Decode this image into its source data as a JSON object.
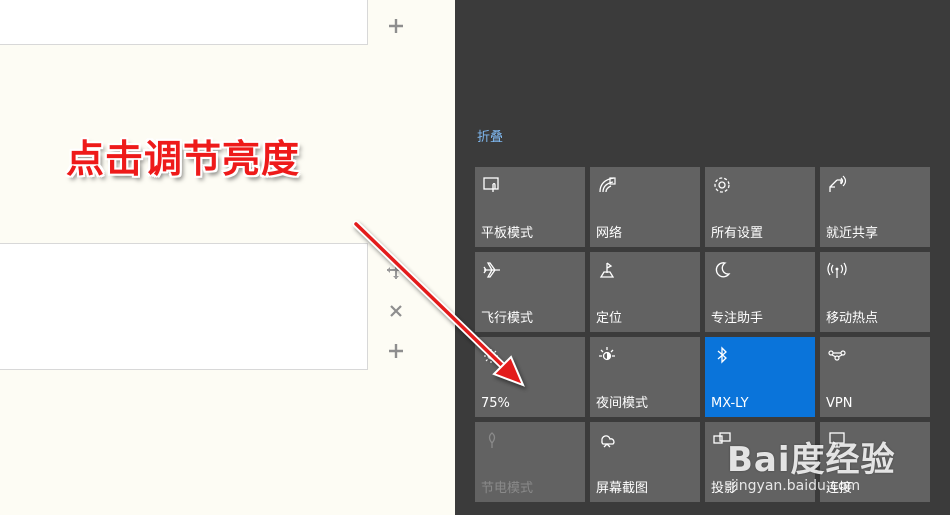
{
  "annotation": {
    "caption": "点击调节亮度",
    "arrow_color": "#e31b1b"
  },
  "action_center": {
    "collapse_label": "折叠",
    "accent_color": "#0a74da",
    "tiles": [
      {
        "label": "平板模式",
        "icon": "tablet-mode-icon",
        "state": "off"
      },
      {
        "label": "网络",
        "icon": "network-icon",
        "state": "off"
      },
      {
        "label": "所有设置",
        "icon": "settings-gear-icon",
        "state": "off"
      },
      {
        "label": "就近共享",
        "icon": "nearby-share-icon",
        "state": "off"
      },
      {
        "label": "飞行模式",
        "icon": "airplane-icon",
        "state": "off"
      },
      {
        "label": "定位",
        "icon": "location-icon",
        "state": "off"
      },
      {
        "label": "专注助手",
        "icon": "moon-icon",
        "state": "off"
      },
      {
        "label": "移动热点",
        "icon": "hotspot-icon",
        "state": "off"
      },
      {
        "label": "75%",
        "icon": "brightness-icon",
        "state": "off"
      },
      {
        "label": "夜间模式",
        "icon": "night-light-icon",
        "state": "off"
      },
      {
        "label": "MX-LY",
        "icon": "bluetooth-icon",
        "state": "on"
      },
      {
        "label": "VPN",
        "icon": "vpn-icon",
        "state": "off"
      },
      {
        "label": "节电模式",
        "icon": "battery-saver-icon",
        "state": "disabled"
      },
      {
        "label": "屏幕截图",
        "icon": "screen-snip-icon",
        "state": "off"
      },
      {
        "label": "投影",
        "icon": "project-icon",
        "state": "off"
      },
      {
        "label": "连接",
        "icon": "connect-icon",
        "state": "off"
      }
    ]
  },
  "editor": {
    "side_tools": [
      {
        "icon": "plus-icon"
      },
      {
        "icon": "move-icon"
      },
      {
        "icon": "close-icon"
      },
      {
        "icon": "plus-icon"
      }
    ]
  },
  "watermark": {
    "brand": "Bai度经验",
    "url": "jingyan.baidu.com"
  }
}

○ ○ ○ ○

What to do |
Extract the full listing exactly, with the pictures left out.

Solved problem |
Decode this image into its source data as a JSON object.
{
  "annotation": {
    "caption": "点击调节亮度",
    "arrow_color": "#e31b1b"
  },
  "action_center": {
    "collapse_label": "折叠",
    "accent_color": "#0a74da",
    "tiles": [
      {
        "label": "平板模式",
        "icon": "tablet-mode-icon",
        "state": "off"
      },
      {
        "label": "网络",
        "icon": "network-icon",
        "state": "off"
      },
      {
        "label": "所有设置",
        "icon": "settings-gear-icon",
        "state": "off"
      },
      {
        "label": "就近共享",
        "icon": "nearby-share-icon",
        "state": "off"
      },
      {
        "label": "飞行模式",
        "icon": "airplane-icon",
        "state": "off"
      },
      {
        "label": "定位",
        "icon": "location-icon",
        "state": "off"
      },
      {
        "label": "专注助手",
        "icon": "moon-icon",
        "state": "off"
      },
      {
        "label": "移动热点",
        "icon": "hotspot-icon",
        "state": "off"
      },
      {
        "label": "75%",
        "icon": "brightness-icon",
        "state": "off"
      },
      {
        "label": "夜间模式",
        "icon": "night-light-icon",
        "state": "off"
      },
      {
        "label": "MX-LY",
        "icon": "bluetooth-icon",
        "state": "on"
      },
      {
        "label": "VPN",
        "icon": "vpn-icon",
        "state": "off"
      },
      {
        "label": "节电模式",
        "icon": "battery-saver-icon",
        "state": "disabled"
      },
      {
        "label": "屏幕截图",
        "icon": "screen-snip-icon",
        "state": "off"
      },
      {
        "label": "投影",
        "icon": "project-icon",
        "state": "off"
      },
      {
        "label": "连接",
        "icon": "connect-icon",
        "state": "off"
      }
    ]
  },
  "editor": {
    "side_tools": [
      {
        "icon": "plus-icon"
      },
      {
        "icon": "move-icon"
      },
      {
        "icon": "close-icon"
      },
      {
        "icon": "plus-icon"
      }
    ]
  },
  "watermark": {
    "brand": "Bai度经验",
    "url": "jingyan.baidu.com"
  }
}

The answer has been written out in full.